# Task instructions
Find each line with the word "title" and state how many there are, nothing more.

## START Dataset content

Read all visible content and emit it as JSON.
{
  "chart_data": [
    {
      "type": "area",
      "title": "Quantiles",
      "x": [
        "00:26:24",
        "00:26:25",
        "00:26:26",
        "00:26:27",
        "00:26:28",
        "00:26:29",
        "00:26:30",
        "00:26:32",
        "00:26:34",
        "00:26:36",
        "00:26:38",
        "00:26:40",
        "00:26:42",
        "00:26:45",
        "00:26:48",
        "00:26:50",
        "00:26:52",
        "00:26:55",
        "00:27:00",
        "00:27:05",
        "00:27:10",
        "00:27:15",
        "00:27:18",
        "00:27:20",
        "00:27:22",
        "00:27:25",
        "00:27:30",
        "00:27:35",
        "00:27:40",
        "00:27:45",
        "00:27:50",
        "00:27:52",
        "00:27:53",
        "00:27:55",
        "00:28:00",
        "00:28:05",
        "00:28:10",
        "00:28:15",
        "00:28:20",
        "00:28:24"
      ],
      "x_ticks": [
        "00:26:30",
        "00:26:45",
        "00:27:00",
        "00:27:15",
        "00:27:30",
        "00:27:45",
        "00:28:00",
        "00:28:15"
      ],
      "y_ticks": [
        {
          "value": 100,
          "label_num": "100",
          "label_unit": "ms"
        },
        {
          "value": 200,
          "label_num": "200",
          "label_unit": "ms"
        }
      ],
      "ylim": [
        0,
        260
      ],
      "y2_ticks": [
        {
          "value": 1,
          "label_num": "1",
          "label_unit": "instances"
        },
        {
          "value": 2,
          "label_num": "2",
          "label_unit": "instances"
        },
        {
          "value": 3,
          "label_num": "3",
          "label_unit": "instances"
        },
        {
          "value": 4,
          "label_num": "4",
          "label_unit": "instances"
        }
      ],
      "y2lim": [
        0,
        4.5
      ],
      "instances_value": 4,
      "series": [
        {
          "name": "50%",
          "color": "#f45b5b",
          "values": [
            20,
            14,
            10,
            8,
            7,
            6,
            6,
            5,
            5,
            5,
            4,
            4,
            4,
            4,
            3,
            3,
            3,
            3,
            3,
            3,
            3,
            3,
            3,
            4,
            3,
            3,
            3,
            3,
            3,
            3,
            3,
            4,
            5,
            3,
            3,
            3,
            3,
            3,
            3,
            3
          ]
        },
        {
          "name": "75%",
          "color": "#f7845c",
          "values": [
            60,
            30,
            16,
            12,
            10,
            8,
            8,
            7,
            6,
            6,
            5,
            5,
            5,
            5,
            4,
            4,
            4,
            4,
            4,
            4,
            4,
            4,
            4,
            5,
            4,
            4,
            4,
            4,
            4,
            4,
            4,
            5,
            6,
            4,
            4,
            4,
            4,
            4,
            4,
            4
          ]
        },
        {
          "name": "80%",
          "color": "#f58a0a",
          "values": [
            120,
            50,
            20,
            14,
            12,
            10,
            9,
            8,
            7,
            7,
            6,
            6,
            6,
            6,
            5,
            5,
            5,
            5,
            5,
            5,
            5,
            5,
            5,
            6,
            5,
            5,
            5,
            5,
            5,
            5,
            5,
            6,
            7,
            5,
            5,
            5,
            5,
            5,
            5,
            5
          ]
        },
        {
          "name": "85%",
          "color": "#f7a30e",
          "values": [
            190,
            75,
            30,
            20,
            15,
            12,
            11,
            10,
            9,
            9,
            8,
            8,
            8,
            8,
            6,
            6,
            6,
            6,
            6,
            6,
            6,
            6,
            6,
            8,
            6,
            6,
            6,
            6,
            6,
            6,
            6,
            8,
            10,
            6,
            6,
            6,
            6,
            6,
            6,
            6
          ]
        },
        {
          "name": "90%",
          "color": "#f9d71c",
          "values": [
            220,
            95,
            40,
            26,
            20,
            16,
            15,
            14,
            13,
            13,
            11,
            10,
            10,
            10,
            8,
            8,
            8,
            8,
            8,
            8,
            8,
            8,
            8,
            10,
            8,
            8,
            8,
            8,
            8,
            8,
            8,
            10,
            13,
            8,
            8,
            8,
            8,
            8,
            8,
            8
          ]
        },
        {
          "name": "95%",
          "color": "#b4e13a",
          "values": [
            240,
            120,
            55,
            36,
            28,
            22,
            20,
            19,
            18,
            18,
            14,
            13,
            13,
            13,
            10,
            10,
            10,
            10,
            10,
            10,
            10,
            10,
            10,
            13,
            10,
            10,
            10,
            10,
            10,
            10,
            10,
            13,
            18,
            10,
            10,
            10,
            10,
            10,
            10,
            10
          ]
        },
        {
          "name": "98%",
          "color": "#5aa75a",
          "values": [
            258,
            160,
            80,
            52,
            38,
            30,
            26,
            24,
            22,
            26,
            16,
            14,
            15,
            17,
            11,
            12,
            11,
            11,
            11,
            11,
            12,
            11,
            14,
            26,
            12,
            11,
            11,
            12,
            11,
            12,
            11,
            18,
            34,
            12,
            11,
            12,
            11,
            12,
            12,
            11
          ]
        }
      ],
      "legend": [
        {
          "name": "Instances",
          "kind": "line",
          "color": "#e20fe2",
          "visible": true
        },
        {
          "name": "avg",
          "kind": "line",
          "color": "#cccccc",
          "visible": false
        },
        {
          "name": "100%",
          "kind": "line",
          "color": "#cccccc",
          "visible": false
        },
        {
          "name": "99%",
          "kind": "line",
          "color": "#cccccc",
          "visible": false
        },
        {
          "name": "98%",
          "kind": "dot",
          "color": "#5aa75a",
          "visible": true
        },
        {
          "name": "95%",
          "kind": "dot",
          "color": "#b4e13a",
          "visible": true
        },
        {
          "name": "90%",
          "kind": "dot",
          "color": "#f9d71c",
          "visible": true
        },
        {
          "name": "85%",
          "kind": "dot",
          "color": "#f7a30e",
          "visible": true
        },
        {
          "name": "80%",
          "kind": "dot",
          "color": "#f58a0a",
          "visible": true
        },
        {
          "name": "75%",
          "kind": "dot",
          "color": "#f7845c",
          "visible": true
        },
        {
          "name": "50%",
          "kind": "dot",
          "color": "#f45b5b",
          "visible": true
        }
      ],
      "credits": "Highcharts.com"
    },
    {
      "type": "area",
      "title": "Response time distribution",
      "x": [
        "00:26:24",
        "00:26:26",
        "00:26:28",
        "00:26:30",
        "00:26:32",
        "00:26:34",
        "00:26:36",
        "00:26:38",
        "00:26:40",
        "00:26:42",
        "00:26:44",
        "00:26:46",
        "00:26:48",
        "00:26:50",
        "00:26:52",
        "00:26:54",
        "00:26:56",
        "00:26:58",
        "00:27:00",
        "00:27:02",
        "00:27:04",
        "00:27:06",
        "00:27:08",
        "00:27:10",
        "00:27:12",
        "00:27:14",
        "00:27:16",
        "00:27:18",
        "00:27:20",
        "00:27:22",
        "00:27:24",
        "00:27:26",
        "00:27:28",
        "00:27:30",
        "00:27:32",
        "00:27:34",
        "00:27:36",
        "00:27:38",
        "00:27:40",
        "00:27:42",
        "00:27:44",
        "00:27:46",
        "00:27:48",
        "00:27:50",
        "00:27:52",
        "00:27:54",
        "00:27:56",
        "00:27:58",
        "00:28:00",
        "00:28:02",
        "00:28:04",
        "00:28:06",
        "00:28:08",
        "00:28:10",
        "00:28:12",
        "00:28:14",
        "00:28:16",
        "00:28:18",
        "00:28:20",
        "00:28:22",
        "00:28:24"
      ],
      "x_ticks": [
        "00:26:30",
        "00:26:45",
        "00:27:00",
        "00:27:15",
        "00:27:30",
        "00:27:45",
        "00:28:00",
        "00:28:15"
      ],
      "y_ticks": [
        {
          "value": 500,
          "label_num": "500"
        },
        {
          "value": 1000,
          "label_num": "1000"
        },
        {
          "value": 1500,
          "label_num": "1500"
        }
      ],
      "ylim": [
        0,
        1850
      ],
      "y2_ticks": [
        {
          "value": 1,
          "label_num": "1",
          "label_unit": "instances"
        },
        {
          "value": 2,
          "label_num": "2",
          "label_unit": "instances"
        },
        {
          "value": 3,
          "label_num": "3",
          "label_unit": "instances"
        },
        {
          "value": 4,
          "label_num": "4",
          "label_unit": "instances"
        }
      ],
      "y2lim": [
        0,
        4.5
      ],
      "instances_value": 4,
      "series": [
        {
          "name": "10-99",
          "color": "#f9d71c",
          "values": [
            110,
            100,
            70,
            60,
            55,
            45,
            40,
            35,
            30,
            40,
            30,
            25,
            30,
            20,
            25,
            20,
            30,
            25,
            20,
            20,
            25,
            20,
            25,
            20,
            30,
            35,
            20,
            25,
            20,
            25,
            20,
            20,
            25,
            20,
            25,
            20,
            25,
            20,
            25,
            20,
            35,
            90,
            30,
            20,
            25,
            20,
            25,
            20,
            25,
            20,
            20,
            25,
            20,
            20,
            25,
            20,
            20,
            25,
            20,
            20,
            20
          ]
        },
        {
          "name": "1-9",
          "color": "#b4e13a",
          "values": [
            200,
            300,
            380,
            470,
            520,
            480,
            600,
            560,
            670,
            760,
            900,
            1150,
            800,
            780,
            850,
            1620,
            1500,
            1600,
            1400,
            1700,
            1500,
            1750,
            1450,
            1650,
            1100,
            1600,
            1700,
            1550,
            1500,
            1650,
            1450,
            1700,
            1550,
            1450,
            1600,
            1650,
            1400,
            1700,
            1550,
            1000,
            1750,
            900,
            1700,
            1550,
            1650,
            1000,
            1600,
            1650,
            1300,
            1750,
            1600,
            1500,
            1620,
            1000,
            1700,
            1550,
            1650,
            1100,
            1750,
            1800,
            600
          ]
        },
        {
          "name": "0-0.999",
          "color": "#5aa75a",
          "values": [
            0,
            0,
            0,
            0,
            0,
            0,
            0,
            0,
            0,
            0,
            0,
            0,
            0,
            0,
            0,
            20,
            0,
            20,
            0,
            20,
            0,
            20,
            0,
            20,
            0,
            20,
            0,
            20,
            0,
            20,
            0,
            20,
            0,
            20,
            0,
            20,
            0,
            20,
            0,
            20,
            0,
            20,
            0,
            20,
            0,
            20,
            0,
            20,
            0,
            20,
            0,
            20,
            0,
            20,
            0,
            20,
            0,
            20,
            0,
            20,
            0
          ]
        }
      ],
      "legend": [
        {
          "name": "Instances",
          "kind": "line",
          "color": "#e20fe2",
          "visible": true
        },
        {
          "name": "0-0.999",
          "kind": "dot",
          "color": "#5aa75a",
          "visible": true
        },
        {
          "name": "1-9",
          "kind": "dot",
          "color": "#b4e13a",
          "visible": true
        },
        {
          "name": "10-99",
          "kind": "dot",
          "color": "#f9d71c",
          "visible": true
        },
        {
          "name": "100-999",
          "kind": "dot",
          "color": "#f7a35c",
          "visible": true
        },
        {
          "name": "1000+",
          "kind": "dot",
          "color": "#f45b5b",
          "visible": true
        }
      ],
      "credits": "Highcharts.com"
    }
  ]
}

## END Dataset content

# Solved problem
2